- Born: Manjula Sanyal 9 October 1945 Darjiling, British India
- Died: 9 July 2017 (aged 71) Lake Gardens, Kolkata, India
- Occupation: Actress
- Years active: 1960–1993
- Spouse: Subodh Roy
- Relatives: Girija Golkunda Sanyal (father)

= Sumita Sanyal =

Indian actress

Sumita Sanyal (9 October 1945 – 9 July 2017) was an Indian actress who is known for her work in Bengali and Hindi cinema. She made her debut opposite Uttam Kumar in Bibhuti Laha's Khokababur Pratyabartan (1960). She subsequently appeared in a series of Bengali films in the 1960s and 1970s. She also enacted a cameo role in The Peacock Spring (1996, BBC Production).

**Short problem 1:**
Using the Sumita Sanyal biography, answer these:
(a) Where was she born?
(b) Who was her spouse?
(c) Which director's film marked her debut, and who was her co-star in it?
**Short problem 2:** Carry on the Sumita Sanyal biography from the point where it ends.

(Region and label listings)

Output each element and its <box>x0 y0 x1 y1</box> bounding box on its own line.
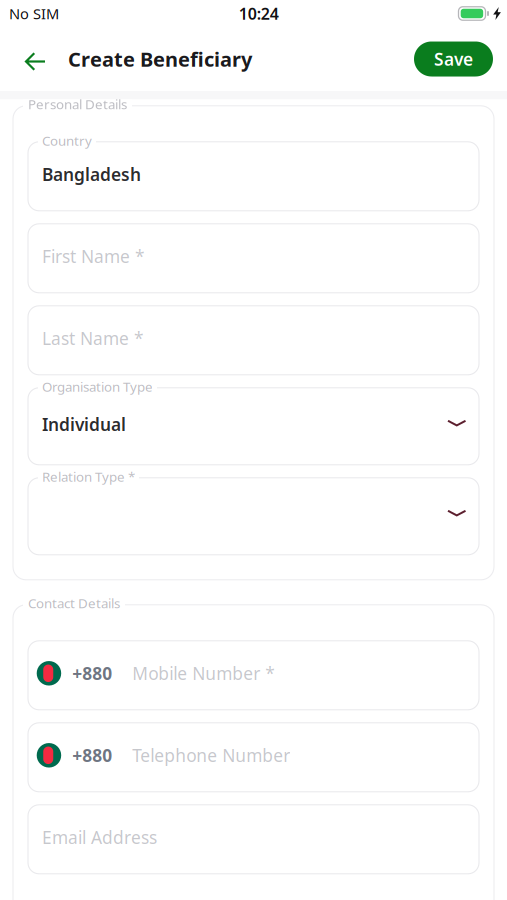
button[interactable]: Back <box>0 29 68 89</box>
staticText: Bangladesh <box>42 163 141 186</box>
staticText: Email Address <box>42 826 157 849</box>
staticText: Save <box>434 48 473 70</box>
staticText: Relation Type * <box>42 468 135 486</box>
staticText: Telephone Number <box>132 744 290 767</box>
staticText: Personal Details <box>28 95 127 113</box>
staticText: Mobile Number * <box>132 662 275 685</box>
staticText: First Name * <box>42 245 145 268</box>
staticText: Last Name * <box>42 327 144 350</box>
staticText: Organisation Type <box>42 378 153 396</box>
staticText: Individual <box>42 413 126 436</box>
staticText: No SIM <box>9 4 59 23</box>
staticText: 10:24 <box>239 3 279 24</box>
staticText: Contact Details <box>28 594 120 612</box>
button[interactable]: Save <box>414 42 493 76</box>
staticText: Create Beneficiary <box>68 46 252 72</box>
staticText: +880 <box>72 744 112 767</box>
staticText: +880 <box>72 662 112 685</box>
staticText: Country <box>42 132 92 150</box>
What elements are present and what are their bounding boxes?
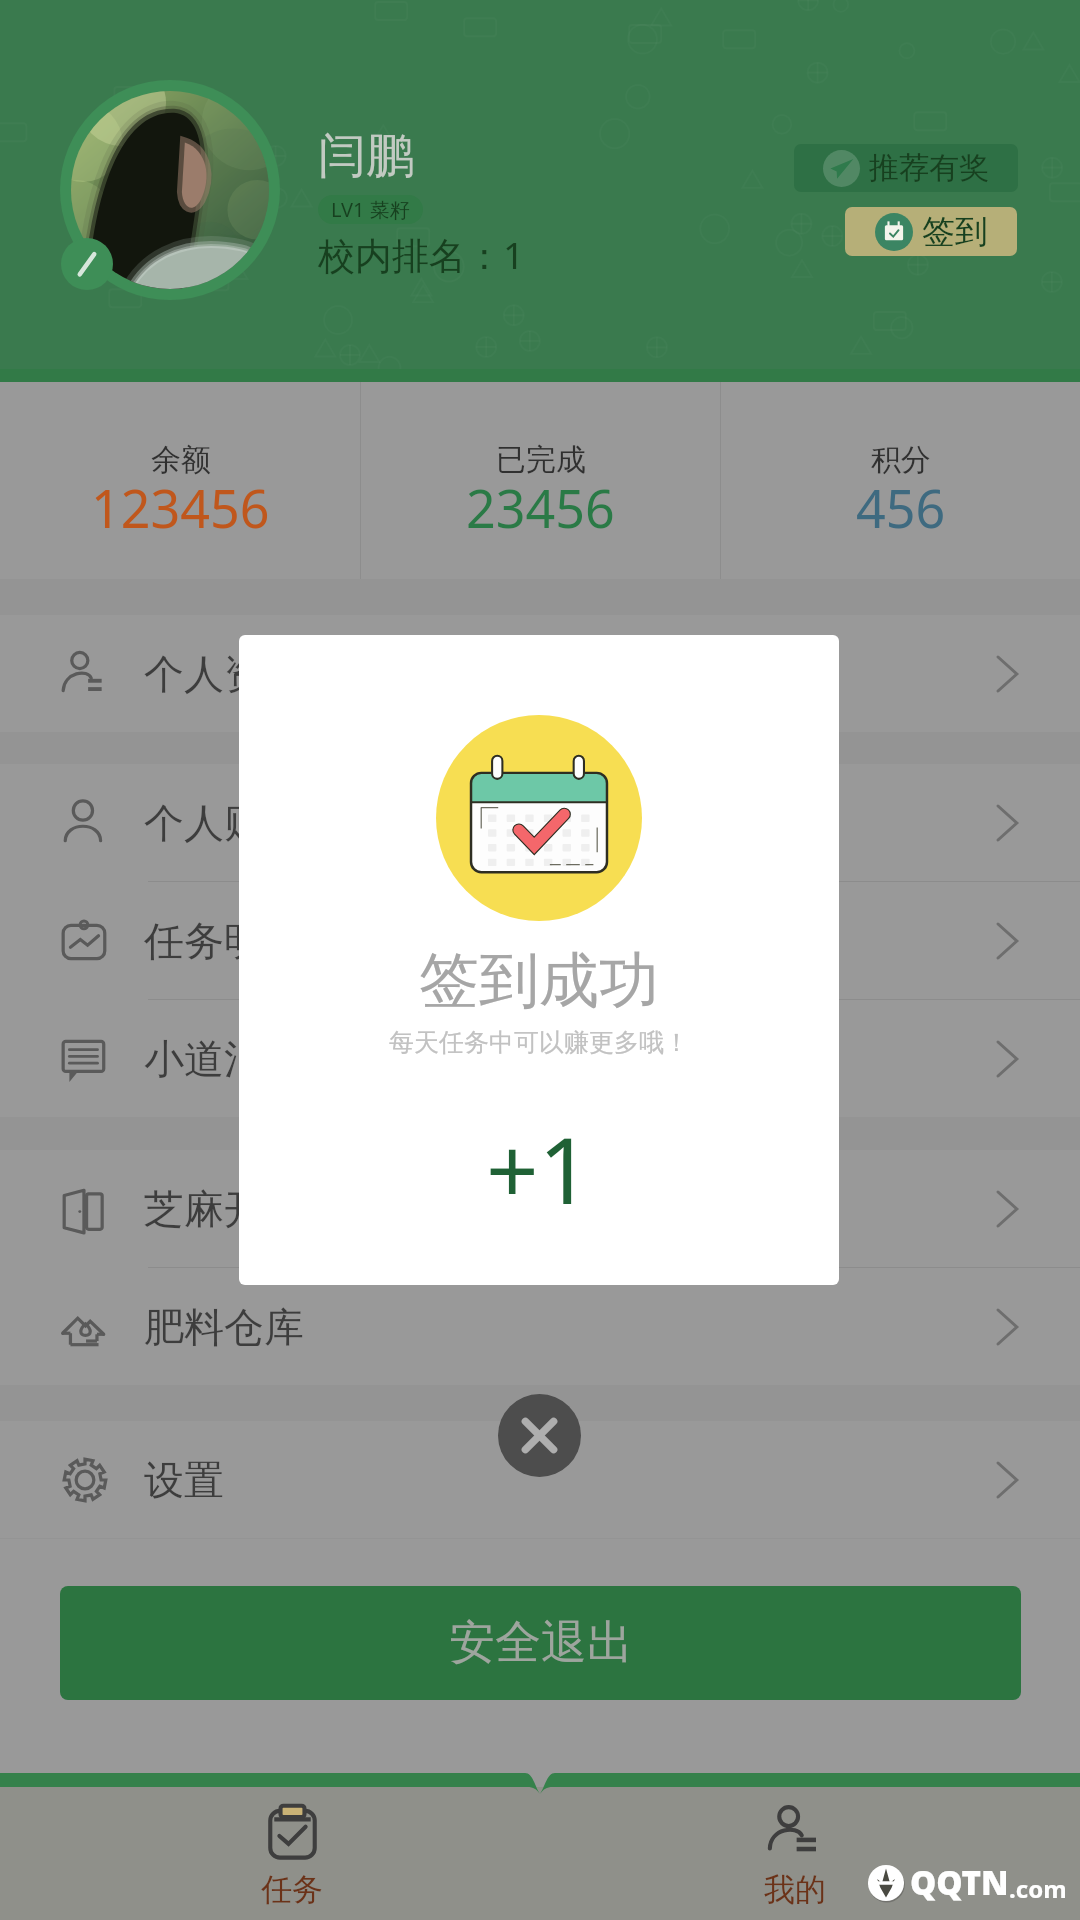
button[interactable]: 余额 (0, 382, 360, 579)
staticText: 安全退出 (449, 1614, 633, 1672)
staticText: 123456 (91, 472, 270, 543)
button[interactable]: Profile photo (71, 91, 269, 289)
staticText: 个人财富 (144, 798, 304, 848)
staticText: 已完成 (496, 441, 586, 479)
button[interactable]: 积分 (721, 382, 1080, 579)
staticText: +1 (486, 1106, 592, 1231)
staticText: 推荐有奖 (869, 149, 989, 187)
staticText: 我的 (764, 1870, 826, 1909)
staticText: 任务 (261, 1870, 323, 1909)
staticText: 签到成功 (419, 943, 659, 1019)
staticText: 闫鹏 (318, 126, 414, 186)
staticText: 余额 (151, 441, 211, 479)
button[interactable]: 签到 (845, 207, 1017, 256)
button[interactable]: 已完成 (361, 382, 720, 579)
staticText: 签到 (922, 211, 988, 253)
staticText: 芝麻开门 (144, 1184, 304, 1234)
button[interactable]: 小道消息 (0, 1000, 1080, 1117)
button[interactable]: 芝麻开门 (0, 1150, 1080, 1267)
button[interactable]: 我的 (675, 1787, 915, 1920)
staticText: 任务明细 (144, 916, 304, 966)
button[interactable]: 个人资料 (0, 615, 1080, 732)
staticText: 23456 (466, 472, 615, 543)
button[interactable]: 肥料仓库 (0, 1268, 1080, 1385)
button[interactable]: Close (498, 1394, 581, 1477)
button[interactable]: 任务明细 (0, 882, 1080, 999)
button[interactable]: 任务 (172, 1787, 412, 1920)
staticText: 设置 (144, 1455, 224, 1505)
staticText: LV1 菜籽 (331, 196, 410, 223)
staticText: 肥料仓库 (144, 1302, 304, 1352)
staticText: 个人资料 (144, 649, 304, 699)
staticText: 每天任务中可以赚更多哦！ (389, 1027, 689, 1058)
staticText: 小道消息 (144, 1034, 304, 1084)
button[interactable]: 安全退出 (60, 1586, 1021, 1700)
staticText: QQTN (910, 1860, 1009, 1905)
button[interactable]: 推荐有奖 (794, 144, 1018, 192)
button[interactable]: 设置 (0, 1421, 1080, 1538)
staticText: 校内排名：1 (318, 229, 525, 280)
button[interactable]: Edit avatar (61, 238, 113, 290)
staticText: 456 (856, 472, 946, 543)
staticText: .com (1009, 1872, 1067, 1905)
button[interactable]: 个人财富 (0, 764, 1080, 881)
button[interactable]: LV1 菜籽 (318, 195, 423, 224)
staticText: 积分 (871, 441, 931, 479)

**Exercise output 1:**
(a) Darjiling, British India.
(b) Subodh Roy.
(c) Bibhuti Laha's Khokababur Pratyabartan (1960), with Uttam Kumar as her co-star.

**Exercise output 2:**
==Early life==
She was born Manjula Sanyal in Darjeeling, Bengal Presidency, British India. Her father was Girija Golkunda Sanyal.

==Career==
Director Bibhuti Laha (of Agradoot) named her Suchorita for his film Khokababur Pratyabartan. After that, director Kanak Mukhopadhay decided to make it shorter into Sumita. Famous actress Lila Desai was very much known to Sumita. Lila introduced her to Agradoot. After she got a chance in Khokababur Pratyabartan, she acted in more than 40 films in Bengali, including Sagina Mahato, opposite Dilip Kumar and in the lead role in Kuheli, alongside Biswajit and Sandhya Roy. She also has acted in a number of Hindi films, the most notable of which was Anand in 1970, opposite Amitabh Bachchan. She also acted in television serials, on professional stage and in group theatre with the notable association being "Ranga Sabha". She was a part of many of Hrishikesh Mukherjee's films like Guddi, Anand and Aashirwad.

==Personal life==
She was married to film editor Subodh Roy. They have a son.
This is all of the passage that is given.